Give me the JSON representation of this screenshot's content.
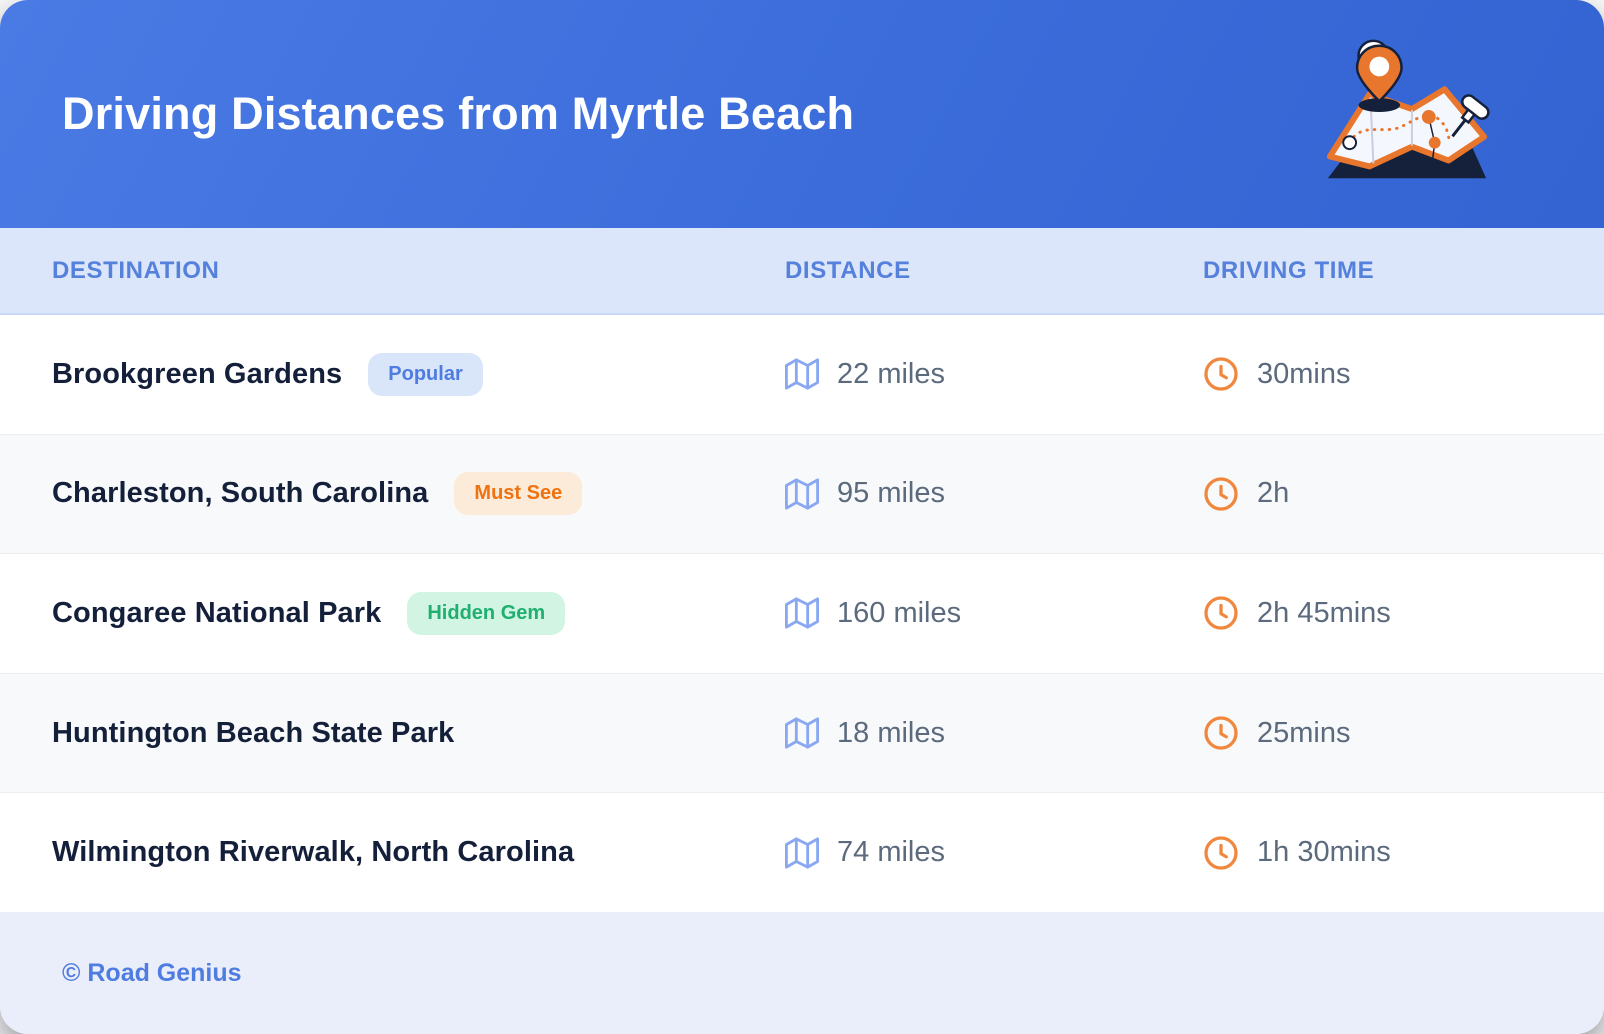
{
  "header": {
    "title": "Driving Distances from Myrtle Beach"
  },
  "table": {
    "columns": [
      {
        "key": "destination",
        "label": "DESTINATION"
      },
      {
        "key": "distance",
        "label": "DISTANCE"
      },
      {
        "key": "driving_time",
        "label": "DRIVING TIME"
      }
    ],
    "rows": [
      {
        "destination": "Brookgreen Gardens",
        "badge": {
          "label": "Popular",
          "type": "popular"
        },
        "distance": "22 miles",
        "driving_time": "30mins"
      },
      {
        "destination": "Charleston, South Carolina",
        "badge": {
          "label": "Must See",
          "type": "must-see"
        },
        "distance": "95 miles",
        "driving_time": "2h"
      },
      {
        "destination": "Congaree National Park",
        "badge": {
          "label": "Hidden Gem",
          "type": "hidden-gem"
        },
        "distance": "160 miles",
        "driving_time": "2h 45mins"
      },
      {
        "destination": "Huntington Beach State Park",
        "badge": null,
        "distance": "18 miles",
        "driving_time": "25mins"
      },
      {
        "destination": "Wilmington Riverwalk, North Carolina",
        "badge": null,
        "distance": "74 miles",
        "driving_time": "1h 30mins"
      }
    ]
  },
  "footer": {
    "credit": "© Road Genius"
  },
  "icons": {
    "distance": "map-icon",
    "driving_time": "clock-icon",
    "header": "map-route-illustration"
  },
  "colors": {
    "header_blue_start": "#4a7ae4",
    "header_blue_end": "#3463d2",
    "column_band_bg": "#dbe6fa",
    "column_label": "#5580dc",
    "row_alt_bg": "#f8f9fa",
    "destination_text": "#141f3a",
    "value_text": "#5c6a7d",
    "map_icon": "#8aa8f2",
    "clock_icon": "#f0873d",
    "badge_popular_bg": "#d9e6fa",
    "badge_popular_text": "#4f7ce0",
    "badge_must_see_bg": "#fdebd9",
    "badge_must_see_text": "#ee7211",
    "badge_hidden_gem_bg": "#d2f4e2",
    "badge_hidden_gem_text": "#1fb071",
    "footer_bg": "#e9eefa",
    "footer_text": "#4f7ce0",
    "illustration_orange": "#e8762c",
    "illustration_dark": "#15203a"
  }
}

══════

WHAT IS EXPECTED: Copy the records exactly. Skip the pictures.

EXPECTED ANSWER:
Give me the JSON representation of this screenshot's content.
{
  "header": {
    "title": "Driving Distances from Myrtle Beach"
  },
  "table": {
    "columns": [
      {
        "key": "destination",
        "label": "DESTINATION"
      },
      {
        "key": "distance",
        "label": "DISTANCE"
      },
      {
        "key": "driving_time",
        "label": "DRIVING TIME"
      }
    ],
    "rows": [
      {
        "destination": "Brookgreen Gardens",
        "badge": {
          "label": "Popular",
          "type": "popular"
        },
        "distance": "22 miles",
        "driving_time": "30mins"
      },
      {
        "destination": "Charleston, South Carolina",
        "badge": {
          "label": "Must See",
          "type": "must-see"
        },
        "distance": "95 miles",
        "driving_time": "2h"
      },
      {
        "destination": "Congaree National Park",
        "badge": {
          "label": "Hidden Gem",
          "type": "hidden-gem"
        },
        "distance": "160 miles",
        "driving_time": "2h 45mins"
      },
      {
        "destination": "Huntington Beach State Park",
        "badge": null,
        "distance": "18 miles",
        "driving_time": "25mins"
      },
      {
        "destination": "Wilmington Riverwalk, North Carolina",
        "badge": null,
        "distance": "74 miles",
        "driving_time": "1h 30mins"
      }
    ]
  },
  "footer": {
    "credit": "© Road Genius"
  },
  "icons": {
    "distance": "map-icon",
    "driving_time": "clock-icon",
    "header": "map-route-illustration"
  },
  "colors": {
    "header_blue_start": "#4a7ae4",
    "header_blue_end": "#3463d2",
    "column_band_bg": "#dbe6fa",
    "column_label": "#5580dc",
    "row_alt_bg": "#f8f9fa",
    "destination_text": "#141f3a",
    "value_text": "#5c6a7d",
    "map_icon": "#8aa8f2",
    "clock_icon": "#f0873d",
    "badge_popular_bg": "#d9e6fa",
    "badge_popular_text": "#4f7ce0",
    "badge_must_see_bg": "#fdebd9",
    "badge_must_see_text": "#ee7211",
    "badge_hidden_gem_bg": "#d2f4e2",
    "badge_hidden_gem_text": "#1fb071",
    "footer_bg": "#e9eefa",
    "footer_text": "#4f7ce0",
    "illustration_orange": "#e8762c",
    "illustration_dark": "#15203a"
  }
}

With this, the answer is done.